* [Given task]
Every line that contains the word "yapılmalıdır" should be copied out.

* [Supplied records]
◆ ◆ ◆

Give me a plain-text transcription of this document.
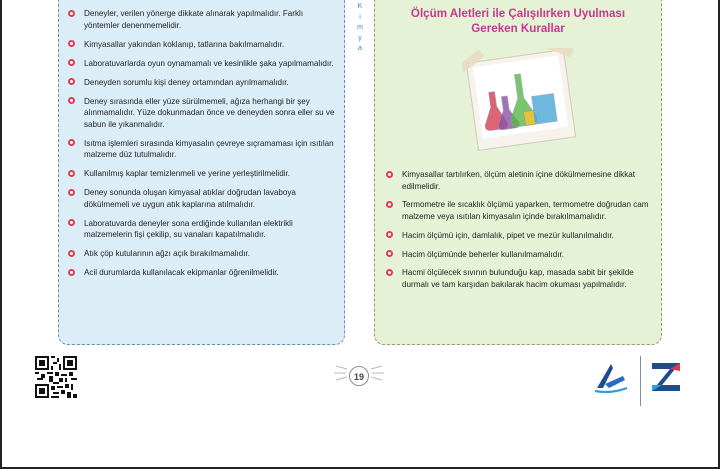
Deneyler, verilen yönerge dikkate alınarak yapılmalıdır. Farklı yöntemler denenmemelidir.
Kimyasallar yakından koklanıp, tatlarına bakılmamalıdır.
Laboratuvarlarda oyun oynamamalı ve kesinlikle şaka yapılmamalıdır.
Deneyden sorumlu kişi deney ortamından ayrılmamalıdır.
Deney sırasında eller yüze sürülmemeli, ağıza herhangi bir şey alınmamalıdır. Yüze dokunmadan önce ve deneyden sonra eller su ve sabun ile yıkanmalıdır.
Isıtma işlemleri sırasında kimyasalın çevreye sıçramaması için ısıtılan malzeme düz tutulmalıdır.
Kullanılmış kaplar temizlenmeli ve yerine yerleştirilmelidir.
Deney sonunda oluşan kimyasal atıklar doğrudan lavaboya dökülmemeli ve uygun atık kaplarına atılmalıdır.
Laboratuvarda deneyler sona erdiğinde kullanılan elektrikli malzemelerin fişi çekilip, su vanaları kapatılmalıdır.
Atık çöp kutularının ağzı açık bırakılmamalıdır.
Acil durumlarda kullanılacak ekipmanlar öğrenilmelidir.
K
i
m
y
a
Ölçüm Aletleri ile Çalışılırken Uyulması
Gereken Kurallar
Kimyasallar tartılırken, ölçüm aletinin içine dökülmemesine dikkat edilmelidir.
Termometre ile sıcaklık ölçümü yaparken, termometre doğrudan cam malzeme veya ısıtılan kimyasalın içinde bırakılmamalıdır.
Hacim ölçümü için, damlalık, pipet ve mezür kullanılmalıdır.
Hacim ölçümünde beherler kullanılmamalıdır.
Hacmi ölçülecek sıvının bulunduğu kap, masada sabit bir şekilde durmalı ve tam karşıdan bakılarak hacim okuması yapılmalıdır.
19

◆ ◆ ◆

* [Complete output]
Deneyler, verilen yönerge dikkate alınarak yapılmalıdır. Farklı yöntemler denenmemelidir.
Hacmi ölçülecek sıvının bulunduğu kap, masada sabit bir şekilde durmalı ve tam karşıdan bakılarak hacim okuması yapılmalıdır.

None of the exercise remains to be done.